[begin Input for this task]
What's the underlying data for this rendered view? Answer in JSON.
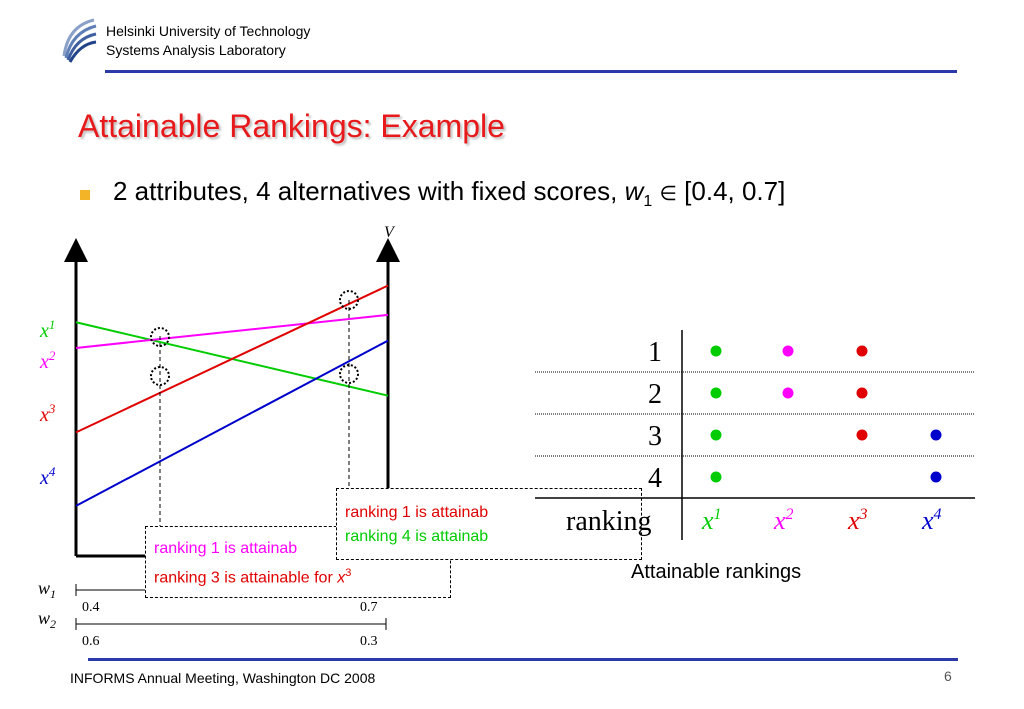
{
  "header": {
    "institution": "Helsinki University of Technology",
    "lab": "Systems Analysis Laboratory",
    "rule_color": "#2b3aa8"
  },
  "title": "Attainable Rankings: Example",
  "bullet": {
    "text": "2 attributes, 4 alternatives with fixed scores, ",
    "var": "w",
    "sub": "1",
    "symbol": "∈",
    "range": "[0.4, 0.7]"
  },
  "chart_data": {
    "type": "line",
    "ylabel": "V",
    "x_axes": [
      {
        "label": "w1",
        "ticks": [
          0.4,
          0.7
        ]
      },
      {
        "label": "w2",
        "ticks": [
          0.6,
          0.3
        ]
      }
    ],
    "series": [
      {
        "name": "x1",
        "color": "#00cc00",
        "values_at_w1_0": 0.8,
        "values_at_w1_1": 0.6
      },
      {
        "name": "x2",
        "color": "#ff00ff",
        "values_at_w1_0": 0.73,
        "values_at_w1_1": 0.82
      },
      {
        "name": "x3",
        "color": "#e00000",
        "values_at_w1_0": 0.5,
        "values_at_w1_1": 0.9
      },
      {
        "name": "x4",
        "color": "#0000cc",
        "values_at_w1_0": 0.3,
        "values_at_w1_1": 0.75
      }
    ]
  },
  "series_labels": [
    {
      "base": "x",
      "sup": "1",
      "color": "#00cc00"
    },
    {
      "base": "x",
      "sup": "2",
      "color": "#ff00ff"
    },
    {
      "base": "x",
      "sup": "3",
      "color": "#e00000"
    },
    {
      "base": "x",
      "sup": "4",
      "color": "#0000cc"
    }
  ],
  "axis_labels": {
    "v": "V",
    "w1": "w",
    "w1_sub": "1",
    "w2": "w",
    "w2_sub": "2",
    "w1_left": "0.4",
    "w1_right": "0.7",
    "w2_left": "0.6",
    "w2_right": "0.3"
  },
  "callouts": {
    "left": {
      "line1": "ranking 1 is attainab",
      "line1_color": "#ff00ff",
      "line2_text": "ranking 3 is attainable for ",
      "line2_var": "x",
      "line2_sup": "3",
      "line2_color": "#e00000"
    },
    "right": {
      "line1": "ranking 1 is attainab",
      "line1_color": "#e00000",
      "line2": "ranking 4 is attainab",
      "line2_color": "#00cc00"
    }
  },
  "table": {
    "rows": [
      "1",
      "2",
      "3",
      "4"
    ],
    "footer_label": "ranking",
    "columns": [
      {
        "base": "x",
        "sup": "1",
        "color": "#00cc00"
      },
      {
        "base": "x",
        "sup": "2",
        "color": "#ff00ff"
      },
      {
        "base": "x",
        "sup": "3",
        "color": "#e00000"
      },
      {
        "base": "x",
        "sup": "4",
        "color": "#0000cc"
      }
    ],
    "dots": [
      [
        true,
        true,
        true,
        false
      ],
      [
        true,
        true,
        true,
        false
      ],
      [
        true,
        false,
        true,
        true
      ],
      [
        true,
        false,
        false,
        true
      ]
    ],
    "caption": "Attainable rankings"
  },
  "footer": {
    "text": "INFORMS Annual Meeting, Washington DC 2008",
    "page": "6"
  }
}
[end Input for this task]
_To do_:
The data above needs to be retyped exactly, with the images left out.

_Exercise output_:
What's the underlying data for this rendered view? Answer in JSON.
{
  "header": {
    "institution": "Helsinki University of Technology",
    "lab": "Systems Analysis Laboratory",
    "rule_color": "#2b3aa8"
  },
  "title": "Attainable Rankings: Example",
  "bullet": {
    "text": "2 attributes, 4 alternatives with fixed scores, ",
    "var": "w",
    "sub": "1",
    "symbol": "∈",
    "range": "[0.4, 0.7]"
  },
  "chart_data": {
    "type": "line",
    "ylabel": "V",
    "x_axes": [
      {
        "label": "w1",
        "ticks": [
          0.4,
          0.7
        ]
      },
      {
        "label": "w2",
        "ticks": [
          0.6,
          0.3
        ]
      }
    ],
    "series": [
      {
        "name": "x1",
        "color": "#00cc00",
        "values_at_w1_0": 0.8,
        "values_at_w1_1": 0.6
      },
      {
        "name": "x2",
        "color": "#ff00ff",
        "values_at_w1_0": 0.73,
        "values_at_w1_1": 0.82
      },
      {
        "name": "x3",
        "color": "#e00000",
        "values_at_w1_0": 0.5,
        "values_at_w1_1": 0.9
      },
      {
        "name": "x4",
        "color": "#0000cc",
        "values_at_w1_0": 0.3,
        "values_at_w1_1": 0.75
      }
    ]
  },
  "series_labels": [
    {
      "base": "x",
      "sup": "1",
      "color": "#00cc00"
    },
    {
      "base": "x",
      "sup": "2",
      "color": "#ff00ff"
    },
    {
      "base": "x",
      "sup": "3",
      "color": "#e00000"
    },
    {
      "base": "x",
      "sup": "4",
      "color": "#0000cc"
    }
  ],
  "axis_labels": {
    "v": "V",
    "w1": "w",
    "w1_sub": "1",
    "w2": "w",
    "w2_sub": "2",
    "w1_left": "0.4",
    "w1_right": "0.7",
    "w2_left": "0.6",
    "w2_right": "0.3"
  },
  "callouts": {
    "left": {
      "line1": "ranking 1 is attainab",
      "line1_color": "#ff00ff",
      "line2_text": "ranking 3 is attainable for ",
      "line2_var": "x",
      "line2_sup": "3",
      "line2_color": "#e00000"
    },
    "right": {
      "line1": "ranking 1 is attainab",
      "line1_color": "#e00000",
      "line2": "ranking 4 is attainab",
      "line2_color": "#00cc00"
    }
  },
  "table": {
    "rows": [
      "1",
      "2",
      "3",
      "4"
    ],
    "footer_label": "ranking",
    "columns": [
      {
        "base": "x",
        "sup": "1",
        "color": "#00cc00"
      },
      {
        "base": "x",
        "sup": "2",
        "color": "#ff00ff"
      },
      {
        "base": "x",
        "sup": "3",
        "color": "#e00000"
      },
      {
        "base": "x",
        "sup": "4",
        "color": "#0000cc"
      }
    ],
    "dots": [
      [
        true,
        true,
        true,
        false
      ],
      [
        true,
        true,
        true,
        false
      ],
      [
        true,
        false,
        true,
        true
      ],
      [
        true,
        false,
        false,
        true
      ]
    ],
    "caption": "Attainable rankings"
  },
  "footer": {
    "text": "INFORMS Annual Meeting, Washington DC 2008",
    "page": "6"
  }
}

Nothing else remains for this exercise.